Copy each line below that contains "service".

..........

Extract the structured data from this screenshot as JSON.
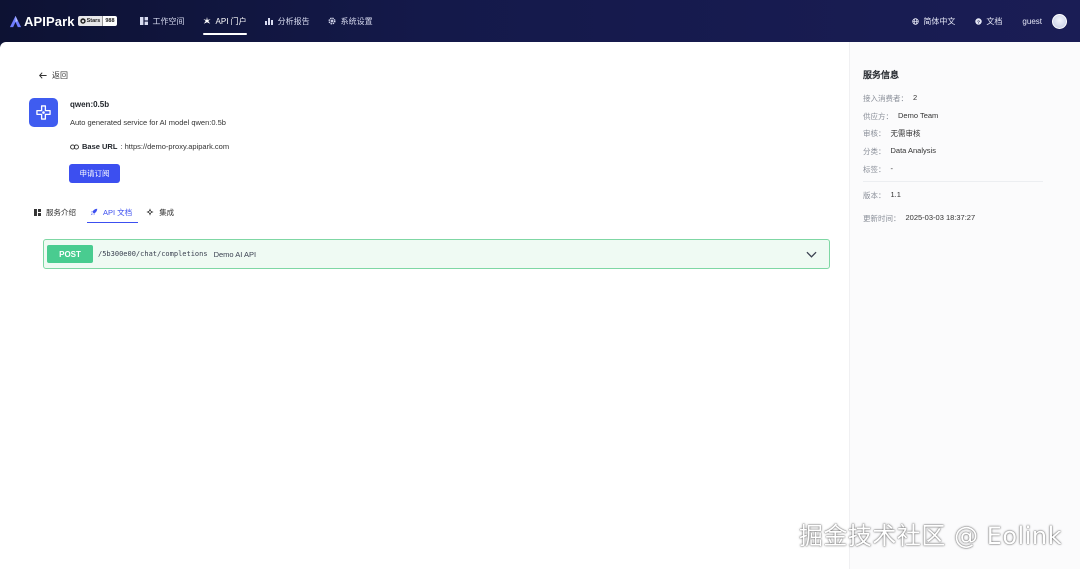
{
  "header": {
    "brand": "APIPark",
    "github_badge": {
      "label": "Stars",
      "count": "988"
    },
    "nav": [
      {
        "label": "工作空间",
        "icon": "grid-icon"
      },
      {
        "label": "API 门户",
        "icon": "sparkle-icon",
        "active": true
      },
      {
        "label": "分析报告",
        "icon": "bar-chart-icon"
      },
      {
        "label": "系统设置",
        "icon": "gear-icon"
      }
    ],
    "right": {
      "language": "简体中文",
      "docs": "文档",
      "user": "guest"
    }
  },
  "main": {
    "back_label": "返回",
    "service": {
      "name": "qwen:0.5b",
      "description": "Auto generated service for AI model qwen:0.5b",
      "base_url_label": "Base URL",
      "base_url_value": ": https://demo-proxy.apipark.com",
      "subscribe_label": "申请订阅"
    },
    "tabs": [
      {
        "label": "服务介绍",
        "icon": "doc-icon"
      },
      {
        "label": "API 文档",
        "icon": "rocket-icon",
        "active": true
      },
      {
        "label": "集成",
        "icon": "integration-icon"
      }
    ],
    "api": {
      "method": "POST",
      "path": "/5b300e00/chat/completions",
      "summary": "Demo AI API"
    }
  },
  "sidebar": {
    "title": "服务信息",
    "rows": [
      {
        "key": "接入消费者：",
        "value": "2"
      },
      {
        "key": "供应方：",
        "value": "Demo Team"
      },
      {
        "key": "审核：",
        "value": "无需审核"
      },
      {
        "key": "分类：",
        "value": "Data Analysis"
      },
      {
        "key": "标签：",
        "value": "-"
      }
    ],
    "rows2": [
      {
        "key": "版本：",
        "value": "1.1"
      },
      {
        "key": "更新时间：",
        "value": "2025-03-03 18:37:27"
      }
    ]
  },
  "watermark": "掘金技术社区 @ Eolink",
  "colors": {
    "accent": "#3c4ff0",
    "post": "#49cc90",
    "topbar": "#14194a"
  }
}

..........

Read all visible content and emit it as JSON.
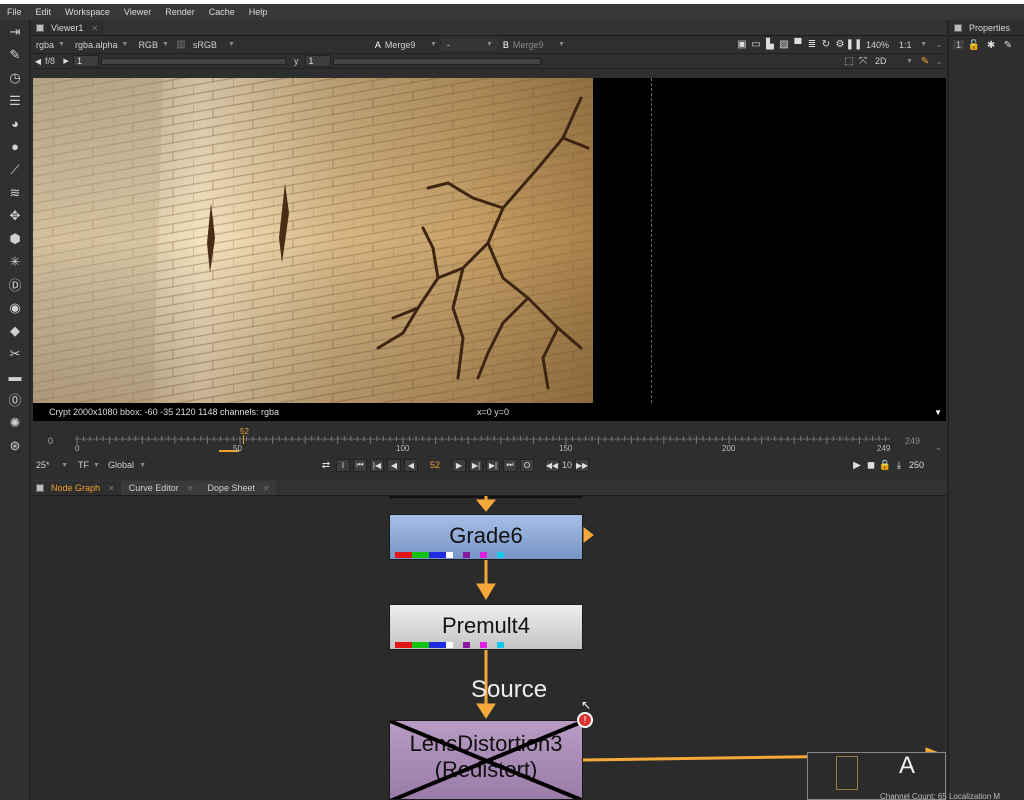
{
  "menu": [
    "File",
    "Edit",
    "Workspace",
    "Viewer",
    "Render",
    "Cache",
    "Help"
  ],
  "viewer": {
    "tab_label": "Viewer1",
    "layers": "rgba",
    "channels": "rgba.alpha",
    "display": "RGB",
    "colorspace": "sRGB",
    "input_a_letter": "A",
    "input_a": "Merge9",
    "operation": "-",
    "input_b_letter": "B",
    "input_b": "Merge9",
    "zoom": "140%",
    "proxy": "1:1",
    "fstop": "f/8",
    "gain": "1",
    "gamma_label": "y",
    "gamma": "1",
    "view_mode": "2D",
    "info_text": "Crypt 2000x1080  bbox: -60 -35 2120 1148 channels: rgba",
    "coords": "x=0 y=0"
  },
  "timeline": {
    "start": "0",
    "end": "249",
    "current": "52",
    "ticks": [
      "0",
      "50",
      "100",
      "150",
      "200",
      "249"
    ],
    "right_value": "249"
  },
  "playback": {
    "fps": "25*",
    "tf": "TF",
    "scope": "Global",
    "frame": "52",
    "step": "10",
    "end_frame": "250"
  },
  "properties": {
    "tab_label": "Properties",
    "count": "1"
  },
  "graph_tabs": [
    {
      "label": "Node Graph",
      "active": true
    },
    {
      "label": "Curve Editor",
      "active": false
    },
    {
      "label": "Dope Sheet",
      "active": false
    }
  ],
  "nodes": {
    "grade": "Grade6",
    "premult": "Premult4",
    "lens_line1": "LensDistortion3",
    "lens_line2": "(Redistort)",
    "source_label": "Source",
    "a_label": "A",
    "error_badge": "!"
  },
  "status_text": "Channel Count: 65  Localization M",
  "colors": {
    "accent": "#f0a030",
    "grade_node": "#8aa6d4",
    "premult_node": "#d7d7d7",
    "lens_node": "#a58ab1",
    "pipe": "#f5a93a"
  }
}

..........

**Exercise answer:**
    "service": {
      "description": "Auto generated service for AI model qwen:0.5b",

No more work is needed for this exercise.